> _Provided text_
________________________________________

That doesn’t mean that a bigger system isn’t worth having, though. Canada’s is too small and, compared to other peer economies, inefficient. We spend a lot of money, relatively speaking, on our health-care system, and we achieve poor outcomes, again, relatively speaking. None of this is new since COVID-19 or was caused by COVID-19, though the pandemic is obviously making the problem broadly worse. These are long-standing problems, and we’ve ignored them too long. And even when we haven’t ignored them, we’ve just tended to have the same arguments over and over again.
The problem seems to be this: health care is more than just public policy in Canada. It’s part of our national identity. This is especially true when we contrast our health-care system with that of the United States, the country we most often (almost exclusively, really) compare ourselves with. This causes us to be irrationally protective of the health-care system and averse to criticizing it. Even people who really ought to know better — public communicators who have studied the issue — sometimes respond to any comment on the imperfection of our system with a reflexive snarl about how lousy the American system is. “What, you’d rather have what they have?”

________________________________________

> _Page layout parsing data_

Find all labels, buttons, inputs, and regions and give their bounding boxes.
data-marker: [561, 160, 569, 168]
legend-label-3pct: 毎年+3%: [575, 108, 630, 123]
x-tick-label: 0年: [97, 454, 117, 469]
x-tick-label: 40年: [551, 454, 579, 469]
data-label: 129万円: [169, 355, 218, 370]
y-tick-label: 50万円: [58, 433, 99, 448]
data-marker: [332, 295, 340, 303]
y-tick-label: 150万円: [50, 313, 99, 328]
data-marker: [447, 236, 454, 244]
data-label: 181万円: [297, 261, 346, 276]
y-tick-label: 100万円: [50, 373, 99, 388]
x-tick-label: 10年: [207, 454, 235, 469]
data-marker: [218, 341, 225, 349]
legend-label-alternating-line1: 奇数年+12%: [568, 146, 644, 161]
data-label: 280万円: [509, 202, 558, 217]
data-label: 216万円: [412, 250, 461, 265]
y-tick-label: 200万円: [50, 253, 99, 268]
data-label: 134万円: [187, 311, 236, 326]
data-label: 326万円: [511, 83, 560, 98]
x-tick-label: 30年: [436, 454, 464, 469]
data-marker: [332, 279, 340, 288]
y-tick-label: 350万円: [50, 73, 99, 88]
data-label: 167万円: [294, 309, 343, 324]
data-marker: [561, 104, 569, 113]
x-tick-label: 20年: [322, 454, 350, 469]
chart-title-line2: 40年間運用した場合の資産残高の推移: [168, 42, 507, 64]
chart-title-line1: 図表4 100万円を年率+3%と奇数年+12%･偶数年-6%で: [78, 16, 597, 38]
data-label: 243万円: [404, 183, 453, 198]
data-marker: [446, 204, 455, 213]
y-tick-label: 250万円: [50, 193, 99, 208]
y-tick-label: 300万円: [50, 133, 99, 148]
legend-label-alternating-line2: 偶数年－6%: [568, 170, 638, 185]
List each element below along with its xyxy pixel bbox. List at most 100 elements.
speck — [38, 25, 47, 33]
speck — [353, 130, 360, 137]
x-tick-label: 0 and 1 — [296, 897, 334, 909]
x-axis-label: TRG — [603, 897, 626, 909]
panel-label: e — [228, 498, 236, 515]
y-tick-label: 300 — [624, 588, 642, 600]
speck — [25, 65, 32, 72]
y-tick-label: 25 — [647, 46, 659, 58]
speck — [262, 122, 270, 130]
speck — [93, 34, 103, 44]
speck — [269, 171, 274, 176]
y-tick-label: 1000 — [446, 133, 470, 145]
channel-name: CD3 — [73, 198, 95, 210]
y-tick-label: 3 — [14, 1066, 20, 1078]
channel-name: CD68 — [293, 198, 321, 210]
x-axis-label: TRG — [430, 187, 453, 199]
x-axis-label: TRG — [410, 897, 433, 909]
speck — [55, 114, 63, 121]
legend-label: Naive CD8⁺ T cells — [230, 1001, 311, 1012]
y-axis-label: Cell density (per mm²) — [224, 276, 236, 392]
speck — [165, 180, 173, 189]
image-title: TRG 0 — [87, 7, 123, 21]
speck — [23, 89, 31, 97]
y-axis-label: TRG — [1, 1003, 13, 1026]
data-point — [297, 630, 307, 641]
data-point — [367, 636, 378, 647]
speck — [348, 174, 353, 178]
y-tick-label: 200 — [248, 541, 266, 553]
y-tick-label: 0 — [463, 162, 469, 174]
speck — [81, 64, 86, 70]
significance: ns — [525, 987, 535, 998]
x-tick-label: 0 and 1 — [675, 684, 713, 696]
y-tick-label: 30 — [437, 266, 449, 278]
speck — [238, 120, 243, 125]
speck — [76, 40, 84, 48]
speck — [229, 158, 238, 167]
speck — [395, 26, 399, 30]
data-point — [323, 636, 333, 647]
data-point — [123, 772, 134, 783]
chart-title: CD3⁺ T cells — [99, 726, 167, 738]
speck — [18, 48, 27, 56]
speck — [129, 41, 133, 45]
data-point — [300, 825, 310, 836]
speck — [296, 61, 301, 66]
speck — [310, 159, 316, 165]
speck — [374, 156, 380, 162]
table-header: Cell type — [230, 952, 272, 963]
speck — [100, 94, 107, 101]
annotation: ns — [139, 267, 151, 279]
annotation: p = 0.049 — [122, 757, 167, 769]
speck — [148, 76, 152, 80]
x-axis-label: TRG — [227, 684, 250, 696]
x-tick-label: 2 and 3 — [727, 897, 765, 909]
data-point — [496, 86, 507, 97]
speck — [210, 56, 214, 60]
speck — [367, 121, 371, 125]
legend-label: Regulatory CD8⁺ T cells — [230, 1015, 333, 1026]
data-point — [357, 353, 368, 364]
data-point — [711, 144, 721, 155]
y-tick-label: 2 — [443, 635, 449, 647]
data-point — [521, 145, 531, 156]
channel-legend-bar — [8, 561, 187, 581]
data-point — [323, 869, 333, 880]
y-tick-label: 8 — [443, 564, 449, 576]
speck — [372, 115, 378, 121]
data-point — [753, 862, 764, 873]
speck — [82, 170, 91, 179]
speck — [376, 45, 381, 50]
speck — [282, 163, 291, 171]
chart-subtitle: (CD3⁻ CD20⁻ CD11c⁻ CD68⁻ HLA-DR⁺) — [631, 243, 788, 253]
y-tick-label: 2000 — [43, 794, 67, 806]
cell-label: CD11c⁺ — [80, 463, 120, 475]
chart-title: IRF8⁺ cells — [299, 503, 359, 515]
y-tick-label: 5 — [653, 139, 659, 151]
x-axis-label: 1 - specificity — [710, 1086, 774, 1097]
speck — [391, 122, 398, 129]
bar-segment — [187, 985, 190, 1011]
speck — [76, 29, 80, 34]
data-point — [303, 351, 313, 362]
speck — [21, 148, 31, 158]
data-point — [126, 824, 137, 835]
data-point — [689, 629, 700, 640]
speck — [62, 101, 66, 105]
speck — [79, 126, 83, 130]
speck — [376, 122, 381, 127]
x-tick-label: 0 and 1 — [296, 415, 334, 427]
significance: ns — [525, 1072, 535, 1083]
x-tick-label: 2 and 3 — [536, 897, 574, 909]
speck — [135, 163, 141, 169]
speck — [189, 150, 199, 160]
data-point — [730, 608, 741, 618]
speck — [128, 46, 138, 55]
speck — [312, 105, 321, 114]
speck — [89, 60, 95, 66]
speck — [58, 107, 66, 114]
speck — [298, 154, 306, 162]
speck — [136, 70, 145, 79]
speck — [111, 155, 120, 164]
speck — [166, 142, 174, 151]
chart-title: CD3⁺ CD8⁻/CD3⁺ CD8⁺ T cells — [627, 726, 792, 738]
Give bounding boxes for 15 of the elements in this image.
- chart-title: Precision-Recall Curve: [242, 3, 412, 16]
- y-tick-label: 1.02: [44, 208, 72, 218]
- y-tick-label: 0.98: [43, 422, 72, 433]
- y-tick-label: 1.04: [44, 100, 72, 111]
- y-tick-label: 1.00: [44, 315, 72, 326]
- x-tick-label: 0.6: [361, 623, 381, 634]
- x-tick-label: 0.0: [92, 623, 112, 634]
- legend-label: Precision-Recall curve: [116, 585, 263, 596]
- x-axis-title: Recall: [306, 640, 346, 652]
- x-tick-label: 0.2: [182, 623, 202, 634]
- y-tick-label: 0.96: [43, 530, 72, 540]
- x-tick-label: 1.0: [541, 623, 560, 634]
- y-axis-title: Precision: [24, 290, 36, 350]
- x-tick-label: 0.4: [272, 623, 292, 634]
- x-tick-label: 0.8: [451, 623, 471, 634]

________________________________________

> _Questions_
a – Answer these questions from the health-care text:
(i) What does it say Canada achieves with its health-care spending?
(ii) Which country does Canada most often compare itself with?
(iii) What does it say the pandemic is doing to the problem?
b – Translate this sentence from the health-care text into Spanish: "These are long-standing problems, and we’ve ignored them too long."
c – Does each statement agree with the health-care text? Answer yes or no, and quote the words that decide it.
(i) COVID-19 caused Canada's health-care problems.
(ii) Canada's health-care system is described as too small.
(iii) Some public communicators answer criticism of Canada's system by pointing to the American system.

> _Answers by task_
a –
(i) Poor outcomes, relatively speaking.
(ii) The United States.
(iii) Making it broadly worse.

b – Estos son problemas de larga data, y los hemos ignorado durante demasiado tiempo.

c –
(i) No: "None of this is new since COVID-19 or was caused by COVID-19"
(ii) Yes: "Canada’s is too small"
(iii) Yes: "sometimes respond to any comment on the imperfection of our system with a reflexive snarl about how lousy the American system is"